:: WHAT IS NEEDED ::
Every line below is to be quoted exactly, with nothing added or dropped.

+-------+

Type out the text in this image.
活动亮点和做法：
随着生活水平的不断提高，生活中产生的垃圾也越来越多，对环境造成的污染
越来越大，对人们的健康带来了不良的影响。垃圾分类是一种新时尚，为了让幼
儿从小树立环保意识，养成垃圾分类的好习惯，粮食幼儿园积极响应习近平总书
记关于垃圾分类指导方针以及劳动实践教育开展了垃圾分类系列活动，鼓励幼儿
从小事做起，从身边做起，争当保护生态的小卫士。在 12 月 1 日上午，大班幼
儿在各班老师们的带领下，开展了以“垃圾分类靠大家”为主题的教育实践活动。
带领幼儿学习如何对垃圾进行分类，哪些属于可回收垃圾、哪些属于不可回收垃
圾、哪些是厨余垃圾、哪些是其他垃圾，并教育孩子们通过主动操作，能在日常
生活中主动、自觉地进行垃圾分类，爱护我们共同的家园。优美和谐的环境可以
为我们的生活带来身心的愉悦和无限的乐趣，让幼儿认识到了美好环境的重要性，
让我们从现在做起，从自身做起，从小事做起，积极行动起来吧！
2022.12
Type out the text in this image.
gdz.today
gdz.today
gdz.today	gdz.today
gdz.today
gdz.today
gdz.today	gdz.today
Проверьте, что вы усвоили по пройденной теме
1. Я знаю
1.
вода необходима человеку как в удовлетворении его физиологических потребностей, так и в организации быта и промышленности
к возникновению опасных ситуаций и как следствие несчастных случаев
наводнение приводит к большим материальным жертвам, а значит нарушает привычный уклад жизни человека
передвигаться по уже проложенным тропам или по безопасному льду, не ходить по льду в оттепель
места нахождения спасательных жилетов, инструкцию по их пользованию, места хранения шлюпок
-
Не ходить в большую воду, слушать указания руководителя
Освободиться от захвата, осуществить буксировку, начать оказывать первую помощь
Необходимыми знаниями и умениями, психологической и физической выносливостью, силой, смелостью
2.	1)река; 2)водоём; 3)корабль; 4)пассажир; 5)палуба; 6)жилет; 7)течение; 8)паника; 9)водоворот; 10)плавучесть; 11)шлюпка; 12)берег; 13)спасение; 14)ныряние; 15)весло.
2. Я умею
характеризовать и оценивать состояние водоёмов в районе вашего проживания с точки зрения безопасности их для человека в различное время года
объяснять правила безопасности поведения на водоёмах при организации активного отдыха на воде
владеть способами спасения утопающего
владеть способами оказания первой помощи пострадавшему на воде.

+-------+

:: TASK SOLUTION ::
Type out the text in this image.
活动亮点和做法：
随着生活水平的不断提高，生活中产生的垃圾也越来越多，对环境造成的污染
越来越大，对人们的健康带来了不良的影响。垃圾分类是一种新时尚，为了让幼
儿从小树立环保意识，养成垃圾分类的好习惯，粮食幼儿园积极响应习近平总书
记关于垃圾分类指导方针以及劳动实践教育开展了垃圾分类系列活动，鼓励幼儿
从小事做起，从身边做起，争当保护生态的小卫士。在 12 月 1 日上午，大班幼
儿在各班老师们的带领下，开展了以“垃圾分类靠大家”为主题的教育实践活动。
带领幼儿学习如何对垃圾进行分类，哪些属于可回收垃圾、哪些属于不可回收垃
圾、哪些是厨余垃圾、哪些是其他垃圾，并教育孩子们通过主动操作，能在日常
生活中主动、自觉地进行垃圾分类，爱护我们共同的家园。优美和谐的环境可以
为我们的生活带来身心的愉悦和无限的乐趣，让幼儿认识到了美好环境的重要性，
让我们从现在做起，从自身做起，从小事做起，积极行动起来吧！
2022.12
Type out the text in this image.
gdz.today
gdz.today
gdz.today	gdz.today
gdz.today
gdz.today
gdz.today	gdz.today
Проверьте, что вы усвоили по пройденной теме
1. Я знаю
1.
вода необходима человеку как в удовлетворении его физиологических потребностей, так и в организации быта и промышленности
к возникновению опасных ситуаций и как следствие несчастных случаев
наводнение приводит к большим материальным жертвам, а значит нарушает привычный уклад жизни человека
передвигаться по уже проложенным тропам или по безопасному льду, не ходить по льду в оттепель
места нахождения спасательных жилетов, инструкцию по их пользованию, места хранения шлюпок
-
Не ходить в большую воду, слушать указания руководителя
Освободиться от захвата, осуществить буксировку, начать оказывать первую помощь
Необходимыми знаниями и умениями, психологической и физической выносливостью, силой, смелостью
2.	1)река; 2)водоём; 3)корабль; 4)пассажир; 5)палуба; 6)жилет; 7)течение; 8)паника; 9)водоворот; 10)плавучесть; 11)шлюпка; 12)берег; 13)спасение; 14)ныряние; 15)весло.
2. Я умею
характеризовать и оценивать состояние водоёмов в районе вашего проживания с точки зрения безопасности их для человека в различное время года
объяснять правила безопасности поведения на водоёмах при организации активного отдыха на воде
владеть способами спасения утопающего
владеть способами оказания первой помощи пострадавшему на воде.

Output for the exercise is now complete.